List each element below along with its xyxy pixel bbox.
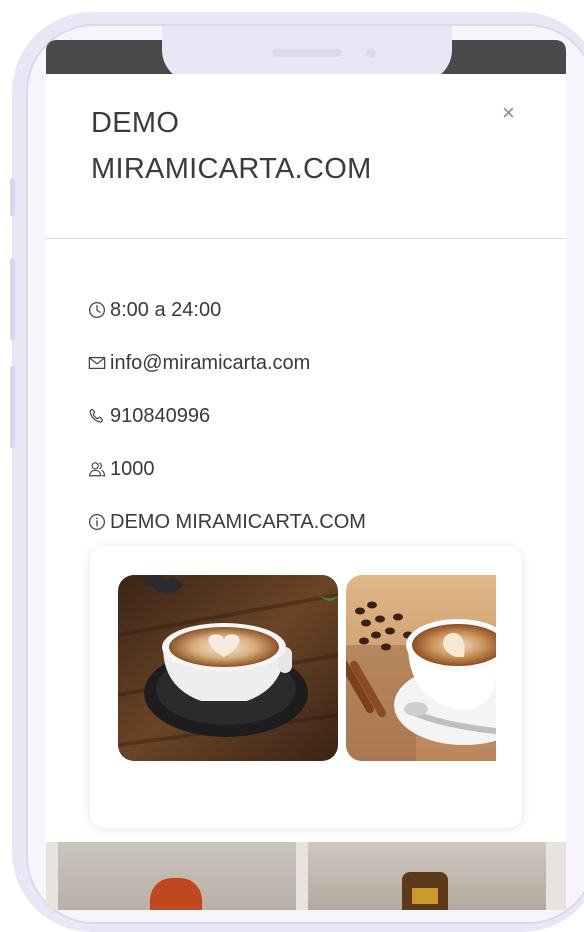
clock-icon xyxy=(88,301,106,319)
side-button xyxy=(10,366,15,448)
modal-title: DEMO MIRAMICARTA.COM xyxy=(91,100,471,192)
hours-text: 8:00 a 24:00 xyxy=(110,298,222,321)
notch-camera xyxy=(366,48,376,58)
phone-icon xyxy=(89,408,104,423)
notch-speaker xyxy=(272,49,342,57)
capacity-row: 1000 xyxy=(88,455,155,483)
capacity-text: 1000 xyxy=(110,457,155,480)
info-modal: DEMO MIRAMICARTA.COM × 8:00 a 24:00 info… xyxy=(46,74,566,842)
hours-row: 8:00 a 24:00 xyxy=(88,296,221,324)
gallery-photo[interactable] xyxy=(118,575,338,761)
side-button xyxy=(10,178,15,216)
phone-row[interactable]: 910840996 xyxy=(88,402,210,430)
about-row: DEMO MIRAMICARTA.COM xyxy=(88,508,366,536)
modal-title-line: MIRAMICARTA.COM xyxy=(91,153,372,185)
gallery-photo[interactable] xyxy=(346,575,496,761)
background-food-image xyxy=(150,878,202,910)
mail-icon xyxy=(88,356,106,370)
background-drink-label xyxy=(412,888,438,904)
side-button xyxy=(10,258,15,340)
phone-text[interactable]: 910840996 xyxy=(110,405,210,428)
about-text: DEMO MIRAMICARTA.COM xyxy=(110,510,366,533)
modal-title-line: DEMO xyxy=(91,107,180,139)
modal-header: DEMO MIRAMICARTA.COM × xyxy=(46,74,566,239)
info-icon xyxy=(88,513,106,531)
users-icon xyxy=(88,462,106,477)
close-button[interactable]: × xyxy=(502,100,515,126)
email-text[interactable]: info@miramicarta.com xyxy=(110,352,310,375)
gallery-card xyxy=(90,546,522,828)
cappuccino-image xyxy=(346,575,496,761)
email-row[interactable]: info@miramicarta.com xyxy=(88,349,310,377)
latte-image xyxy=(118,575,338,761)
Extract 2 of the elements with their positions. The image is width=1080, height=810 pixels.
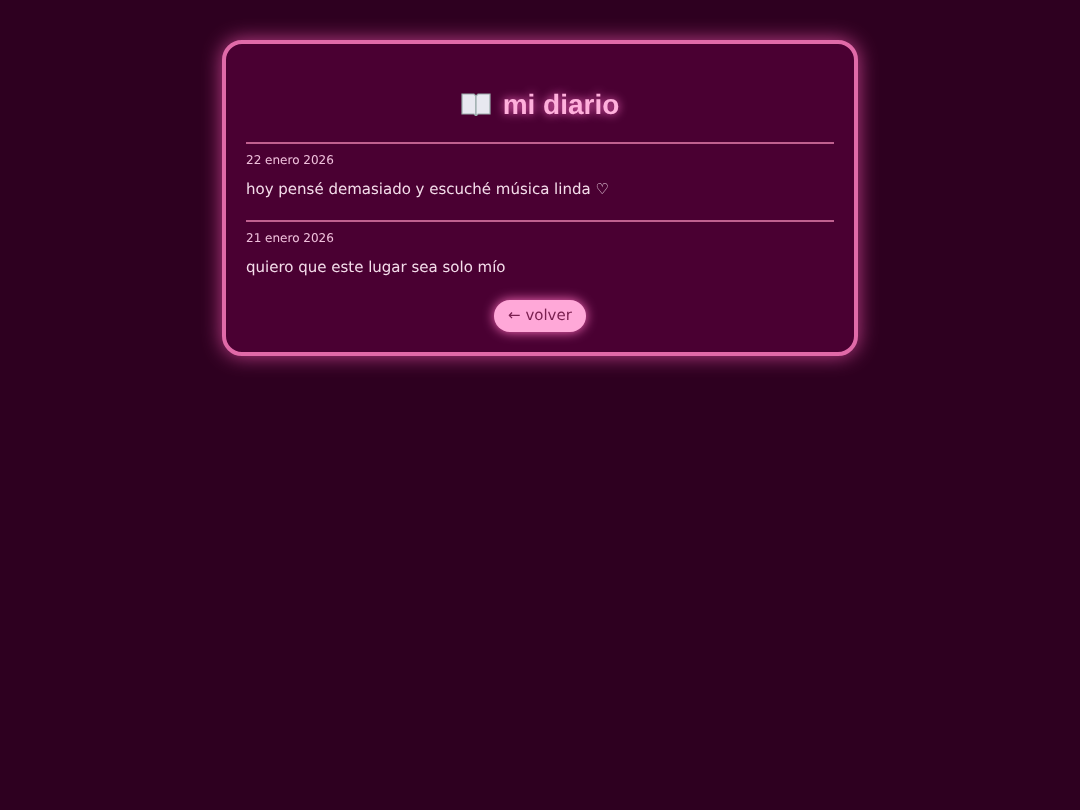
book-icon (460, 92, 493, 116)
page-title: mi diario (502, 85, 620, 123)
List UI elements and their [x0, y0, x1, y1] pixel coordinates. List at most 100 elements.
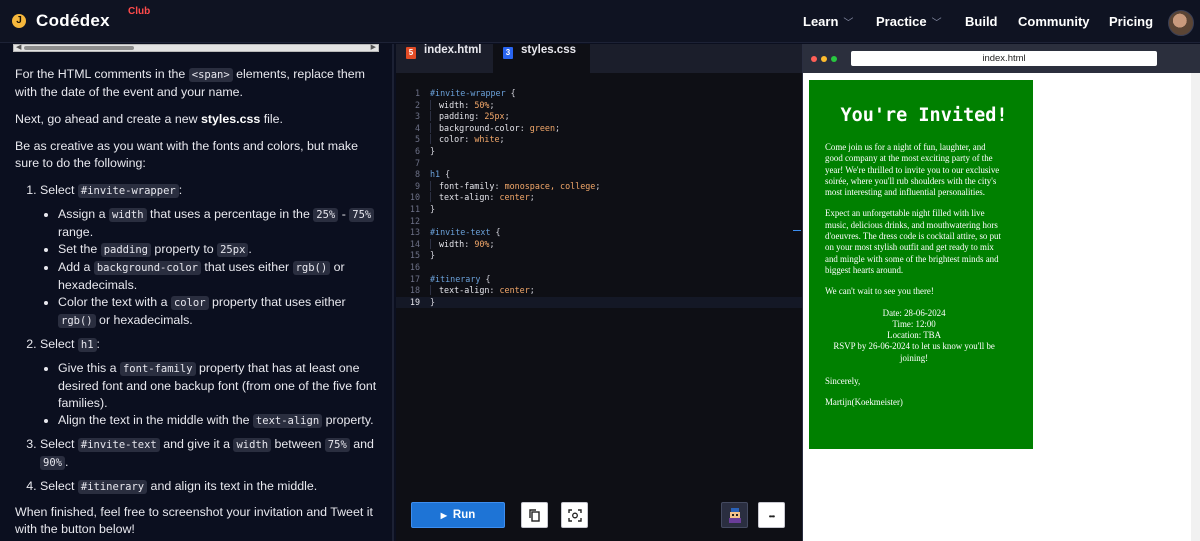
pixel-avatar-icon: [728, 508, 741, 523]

INSTRUCTION
Copy out all of the rows above verbatim, leaving out the pictures.

EXERCISE RESULT
List each element below along with its xyxy pixel bbox.
clock-icon xyxy=(88,301,106,319)
side-button xyxy=(10,366,15,448)
modal-title: DEMO MIRAMICARTA.COM xyxy=(91,100,471,192)
hours-text: 8:00 a 24:00 xyxy=(110,298,222,321)
notch-camera xyxy=(366,48,376,58)
phone-icon xyxy=(89,408,104,423)
notch-speaker xyxy=(272,49,342,57)
capacity-row: 1000 xyxy=(88,455,155,483)
capacity-text: 1000 xyxy=(110,457,155,480)
info-modal: DEMO MIRAMICARTA.COM × 8:00 a 24:00 info… xyxy=(46,74,566,842)
hours-row: 8:00 a 24:00 xyxy=(88,296,221,324)
gallery-photo[interactable] xyxy=(118,575,338,761)
side-button xyxy=(10,178,15,216)
phone-row[interactable]: 910840996 xyxy=(88,402,210,430)
about-row: DEMO MIRAMICARTA.COM xyxy=(88,508,366,536)
modal-title-line: MIRAMICARTA.COM xyxy=(91,153,372,185)
gallery-photo[interactable] xyxy=(346,575,496,761)
background-food-image xyxy=(150,878,202,910)
mail-icon xyxy=(88,356,106,370)
background-drink-label xyxy=(412,888,438,904)
side-button xyxy=(10,258,15,340)
phone-text[interactable]: 910840996 xyxy=(110,405,210,428)
about-text: DEMO MIRAMICARTA.COM xyxy=(110,510,366,533)
modal-title-line: DEMO xyxy=(91,107,180,139)
modal-header: DEMO MIRAMICARTA.COM × xyxy=(46,74,566,239)
info-icon xyxy=(88,513,106,531)
users-icon xyxy=(88,462,106,477)
close-button[interactable]: × xyxy=(502,100,515,126)
email-text[interactable]: info@miramicarta.com xyxy=(110,352,310,375)
gallery-card xyxy=(90,546,522,828)
cappuccino-image xyxy=(346,575,496,761)
email-row[interactable]: info@miramicarta.com xyxy=(88,349,310,377)
latte-image xyxy=(118,575,338,761)
Extract 2 of the elements with their positions. The image is width=1080, height=810 pixels.
book-icon (460, 92, 493, 116)
page-title: mi diario (502, 85, 620, 123)
List UI elements and their [x0, y0, x1, y1] pixel coordinates. List at most 100 elements.
pixel-avatar-icon: [728, 508, 741, 523]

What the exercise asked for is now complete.